SUPPLIED TEXT:
:::::
If anything, the Congress Party-led government has worked against the spirit of economic reforms. The most prominent example of this is the National Rural Employment Guarantee Act, created during Congress’s first term in office. The scheme guarantees the rural poor 100 days of work at the taxpayer’s expense. Apart from bleeding the public fisc to the tune of Rs 40,000 crore, the Act is creating conditions for permanent serfdom, with the Indian state as the feudal lord and millions as dependents. Congress has also expanded the state’s remit in education and is considering passing a Right to Food Act, which would further increase deficit.
Politics remains the major impediment to reform. Mr. Singh is unelected to his own parliamentary seat and has no political base of his own. The real power in the Congress is chairwoman Sonia Gandhi, who reigns as what the BJP policy makers like to call a kind of “super-prime minister.” She takes care of the political affairs of the party and the ruling coalition, while Mr. Singh takes care of the day-to-day running of government. Her most recent intervention was in favor of a caste-based census, a backward-looking suggestion that the BJP also supports.
:::::
STORED DATA:

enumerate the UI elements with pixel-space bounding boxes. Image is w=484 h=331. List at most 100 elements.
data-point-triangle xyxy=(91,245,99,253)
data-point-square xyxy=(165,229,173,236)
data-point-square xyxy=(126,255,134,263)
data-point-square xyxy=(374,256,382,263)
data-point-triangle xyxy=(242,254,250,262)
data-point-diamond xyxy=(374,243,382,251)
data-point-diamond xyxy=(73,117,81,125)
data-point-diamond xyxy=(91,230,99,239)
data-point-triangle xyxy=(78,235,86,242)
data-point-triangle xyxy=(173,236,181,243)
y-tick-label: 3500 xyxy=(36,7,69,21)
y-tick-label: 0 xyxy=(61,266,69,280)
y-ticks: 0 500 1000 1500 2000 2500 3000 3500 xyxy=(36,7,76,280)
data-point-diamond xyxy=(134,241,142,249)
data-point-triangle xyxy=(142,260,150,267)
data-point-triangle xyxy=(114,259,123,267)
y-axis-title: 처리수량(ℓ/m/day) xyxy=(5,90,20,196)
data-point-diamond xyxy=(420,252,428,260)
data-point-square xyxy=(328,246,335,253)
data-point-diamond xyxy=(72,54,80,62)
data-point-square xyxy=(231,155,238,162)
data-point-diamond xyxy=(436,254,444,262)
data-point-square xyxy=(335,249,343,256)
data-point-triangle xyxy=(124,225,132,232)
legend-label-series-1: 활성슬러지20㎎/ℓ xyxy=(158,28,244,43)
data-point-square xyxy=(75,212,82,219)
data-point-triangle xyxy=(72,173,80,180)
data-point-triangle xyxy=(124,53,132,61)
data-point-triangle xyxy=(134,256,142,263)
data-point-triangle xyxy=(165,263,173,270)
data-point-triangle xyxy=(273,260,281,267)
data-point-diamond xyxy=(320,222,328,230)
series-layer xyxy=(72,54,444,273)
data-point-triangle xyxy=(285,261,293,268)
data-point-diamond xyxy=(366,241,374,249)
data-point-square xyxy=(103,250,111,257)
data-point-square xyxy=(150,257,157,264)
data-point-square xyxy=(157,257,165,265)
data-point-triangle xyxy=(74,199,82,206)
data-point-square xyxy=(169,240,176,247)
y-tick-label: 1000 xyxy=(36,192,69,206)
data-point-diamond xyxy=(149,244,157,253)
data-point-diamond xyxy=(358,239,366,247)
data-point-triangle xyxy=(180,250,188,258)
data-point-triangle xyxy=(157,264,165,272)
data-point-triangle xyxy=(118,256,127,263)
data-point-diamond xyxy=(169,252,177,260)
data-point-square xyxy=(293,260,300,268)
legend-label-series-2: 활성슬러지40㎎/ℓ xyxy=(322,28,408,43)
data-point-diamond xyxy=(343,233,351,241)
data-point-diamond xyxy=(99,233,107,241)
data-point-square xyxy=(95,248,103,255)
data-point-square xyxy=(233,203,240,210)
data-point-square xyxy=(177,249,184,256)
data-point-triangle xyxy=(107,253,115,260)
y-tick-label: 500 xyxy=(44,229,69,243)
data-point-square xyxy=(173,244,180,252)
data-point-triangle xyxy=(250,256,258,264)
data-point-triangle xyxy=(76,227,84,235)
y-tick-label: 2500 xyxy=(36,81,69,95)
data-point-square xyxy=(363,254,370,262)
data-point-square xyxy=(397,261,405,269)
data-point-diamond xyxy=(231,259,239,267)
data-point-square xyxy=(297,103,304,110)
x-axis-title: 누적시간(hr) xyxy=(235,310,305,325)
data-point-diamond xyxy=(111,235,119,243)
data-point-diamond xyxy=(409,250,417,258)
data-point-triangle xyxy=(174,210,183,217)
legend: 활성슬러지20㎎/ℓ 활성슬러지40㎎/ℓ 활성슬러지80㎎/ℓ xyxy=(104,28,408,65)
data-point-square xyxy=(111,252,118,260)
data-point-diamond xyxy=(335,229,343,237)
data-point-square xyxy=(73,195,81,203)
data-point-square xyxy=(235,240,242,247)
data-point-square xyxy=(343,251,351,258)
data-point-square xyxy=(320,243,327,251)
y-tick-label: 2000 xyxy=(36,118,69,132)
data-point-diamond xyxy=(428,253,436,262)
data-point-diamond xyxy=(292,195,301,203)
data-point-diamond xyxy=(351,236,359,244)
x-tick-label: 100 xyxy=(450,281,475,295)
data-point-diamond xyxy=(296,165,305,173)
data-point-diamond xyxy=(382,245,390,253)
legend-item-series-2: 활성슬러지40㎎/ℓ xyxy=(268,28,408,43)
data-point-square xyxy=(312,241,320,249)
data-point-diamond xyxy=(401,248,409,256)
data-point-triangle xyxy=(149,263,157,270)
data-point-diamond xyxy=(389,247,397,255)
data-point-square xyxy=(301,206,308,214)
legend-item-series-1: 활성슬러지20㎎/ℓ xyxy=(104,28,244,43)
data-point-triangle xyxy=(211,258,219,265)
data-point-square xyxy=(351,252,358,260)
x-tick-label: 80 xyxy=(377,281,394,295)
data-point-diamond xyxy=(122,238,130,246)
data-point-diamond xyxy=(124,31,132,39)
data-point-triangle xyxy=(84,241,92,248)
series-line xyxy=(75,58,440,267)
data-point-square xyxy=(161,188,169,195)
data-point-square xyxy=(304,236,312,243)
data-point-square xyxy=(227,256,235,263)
:::::
GIVEN EXERCISE 1: Translate this sentence from the passage on India's Congress Party into Spanish: "Politics remains the major impediment to reform."
GIVEN EXERCISE 2: Reproduce the lines of the entries, starting with their first line and ending with the line holding "data-point-diamond xyxy=(420,252,428,260)", both included.

SOLUTION 1: La política sigue siendo el principal obstáculo para la reforma.

SOLUTION 2:
enumerate the UI elements with pixel-space bounding boxes. Image is w=484 h=331. List at most 100 elements.
data-point-triangle xyxy=(91,245,99,253)
data-point-square xyxy=(165,229,173,236)
data-point-square xyxy=(126,255,134,263)
data-point-square xyxy=(374,256,382,263)
data-point-triangle xyxy=(242,254,250,262)
data-point-diamond xyxy=(374,243,382,251)
data-point-diamond xyxy=(73,117,81,125)
data-point-diamond xyxy=(91,230,99,239)
data-point-triangle xyxy=(78,235,86,242)
data-point-triangle xyxy=(173,236,181,243)
y-tick-label: 3500 xyxy=(36,7,69,21)
y-tick-label: 0 xyxy=(61,266,69,280)
y-ticks: 0 500 1000 1500 2000 2500 3000 3500 xyxy=(36,7,76,280)
data-point-diamond xyxy=(134,241,142,249)
data-point-triangle xyxy=(142,260,150,267)
data-point-triangle xyxy=(114,259,123,267)
y-axis-title: 처리수량(ℓ/m/day) xyxy=(5,90,20,196)
data-point-diamond xyxy=(420,252,428,260)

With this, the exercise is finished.